Dataset records
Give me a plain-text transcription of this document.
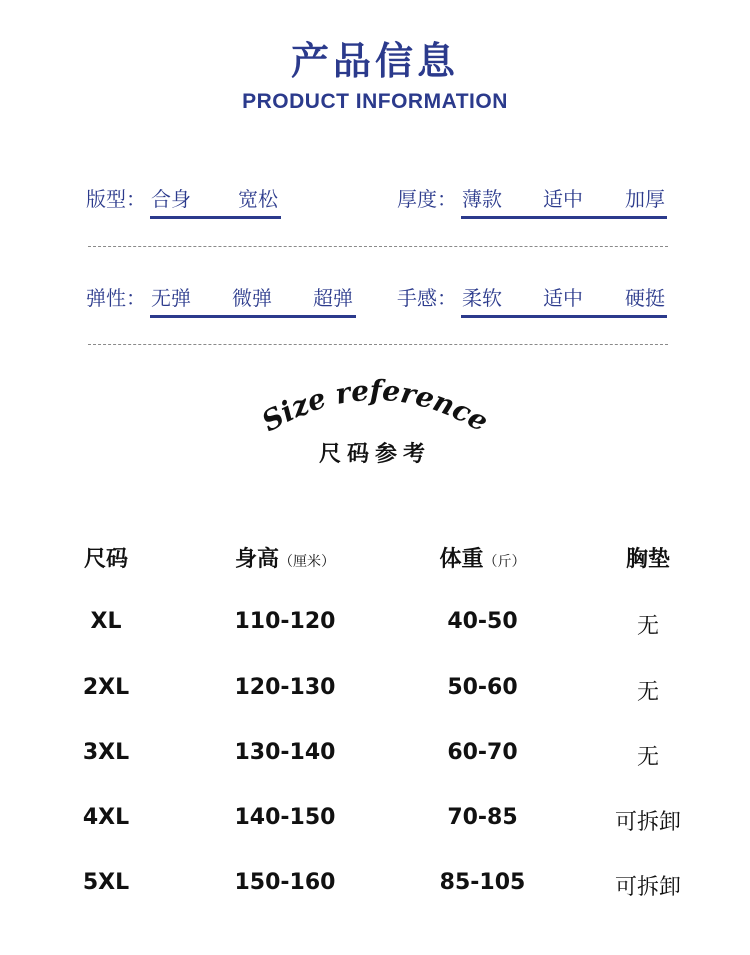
产品信息
PRODUCT INFORMATION
版型： 合身 宽松	厚度： 薄款 适中 加厚
弹性： 无弹 微弹 超弹 手感： 柔软 适中 硬挺
Size reference
尺码参考
尺码	身高（厘米）	体重（斤）	胸垫
XL	110-120	40-50	无
2XL	120-130	50-60	无
3XL	130-140	60-70	无
4XL	140-150	70-85	可拆卸
5XL	150-160	85-105	可拆卸
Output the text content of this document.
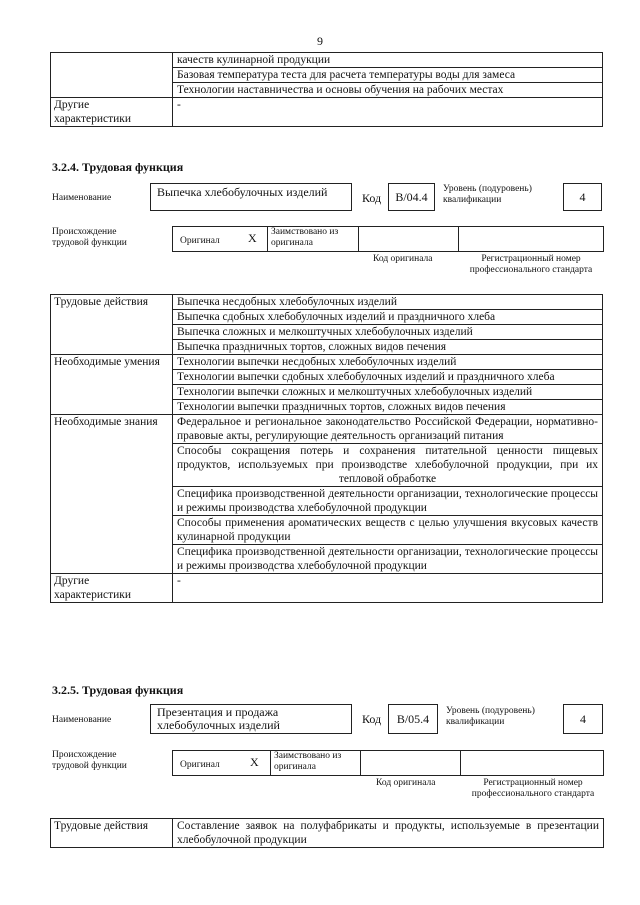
9
	качеств кулинарной продукции
	Базовая температура теста для расчета температуры воды для замеса
	Технологии наставничества и основы обучения на рабочих местах
Другие характеристики	-
3.2.4. Трудовая функция
Наименование	Выпечка хлебобулочных изделий	Код B/04.4
Уровень (подуровень) квалификации	4
Происхождение трудовой функции	Оригинал X Заимствовано из оригинала
Код оригинала	Регистрационный номер профессионального стандарта
Трудовые действия	Выпечка несдобных хлебобулочных изделий
	Выпечка сдобных хлебобулочных изделий и праздничного хлеба
	Выпечка сложных и мелкоштучных хлебобулочных изделий
	Выпечка праздничных тортов, сложных видов печения
Необходимые умения	Технологии выпечки несдобных хлебобулочных изделий
	Технологии выпечки сдобных хлебобулочных изделий и праздничного хлеба
	Технологии выпечки сложных и мелкоштучных хлебобулочных изделий
	Технологии выпечки праздничных тортов, сложных видов печения
Необходимые знания	Федеральное и региональное законодательство Российской Федерации, нормативно-правовые акты, регулирующие деятельность организаций питания
	Способы сокращения потерь и сохранения питательной ценности пищевых продуктов, используемых при производстве хлебобулочной продукции, при их тепловой обработке
	Специфика производственной деятельности организации, технологические процессы и режимы производства хлебобулочной продукции
	Способы применения ароматических веществ с целью улучшения вкусовых качеств кулинарной продукции
	Специфика производственной деятельности организации, технологические процессы и режимы производства хлебобулочной продукции
Другие характеристики	-
3.2.5. Трудовая функция
Наименование
Презентация и продажа хлебобулочных изделий	Код B/05.4
Уровень (подуровень) квалификации	4
Происхождение трудовой функции	Оригинал	X Заимствовано из оригинала
Код оригинала	Регистрационный номер профессионального стандарта
Трудовые действия	Составление заявок на полуфабрикаты и продукты, используемые в презентации хлебобулочной продукции
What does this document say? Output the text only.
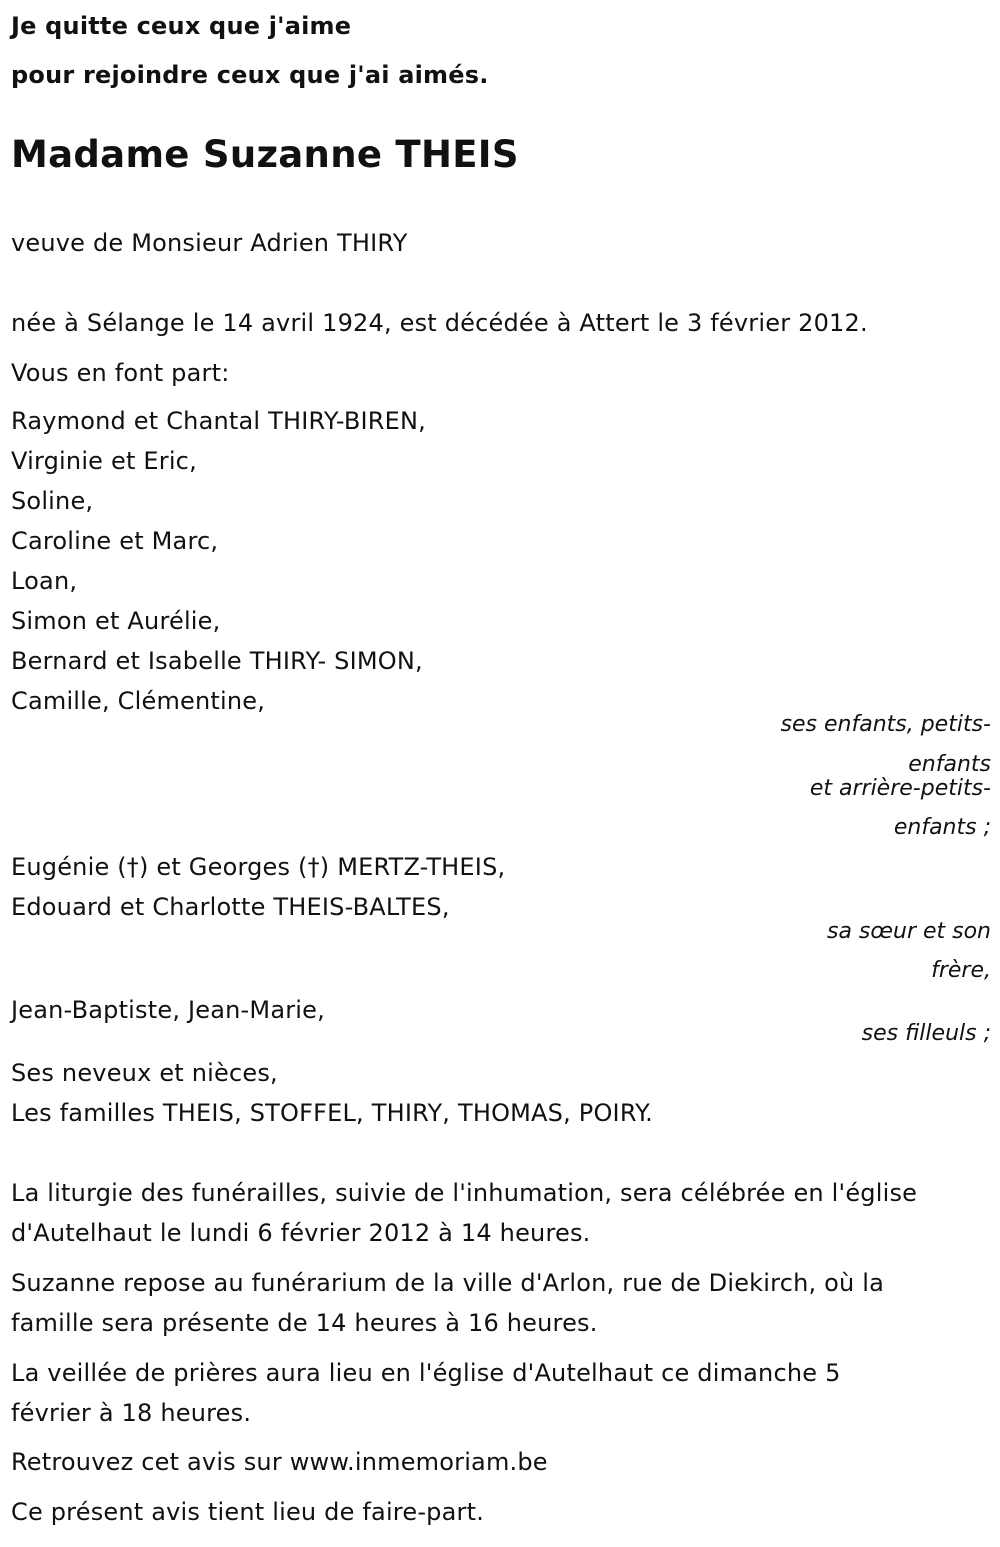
Je quitte ceux que j'aime
pour rejoindre ceux que j'ai aimés.
Madame Suzanne THEIS
veuve de Monsieur Adrien THIRY
née à Sélange le 14 avril 1924, est décédée à Attert le 3 février 2012.
Vous en font part:
Raymond et Chantal THIRY-BIREN,
Virginie et Eric,
Soline,
Caroline et Marc,
Loan,
Simon et Aurélie,
Bernard et Isabelle THIRY- SIMON,
Camille, Clémentine,
ses enfants, petits-
enfants
et arrière-petits-
enfants ;
Eugénie (†) et Georges (†) MERTZ-THEIS,
Edouard et Charlotte THEIS-BALTES,
sa sœur et son
frère,
Jean-Baptiste, Jean-Marie,
ses filleuls ;
Ses neveux et nièces,
Les familles THEIS, STOFFEL, THIRY, THOMAS, POIRY.
La liturgie des funérailles, suivie de l'inhumation, sera célébrée en l'église
d'Autelhaut le lundi 6 février 2012 à 14 heures.
Suzanne repose au funérarium de la ville d'Arlon, rue de Diekirch, où la
famille sera présente de 14 heures à 16 heures.
La veillée de prières aura lieu en l'église d'Autelhaut ce dimanche 5
février à 18 heures.
Retrouvez cet avis sur www.inmemoriam.be
Ce présent avis tient lieu de faire-part.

STATED GOAL:
Go through the listing above and return every line where the word "печения" occurs.

FINAL RESULT:
	Выпечка праздничных тортов, сложных видов печения
	Технологии выпечки праздничных тортов, сложных видов печения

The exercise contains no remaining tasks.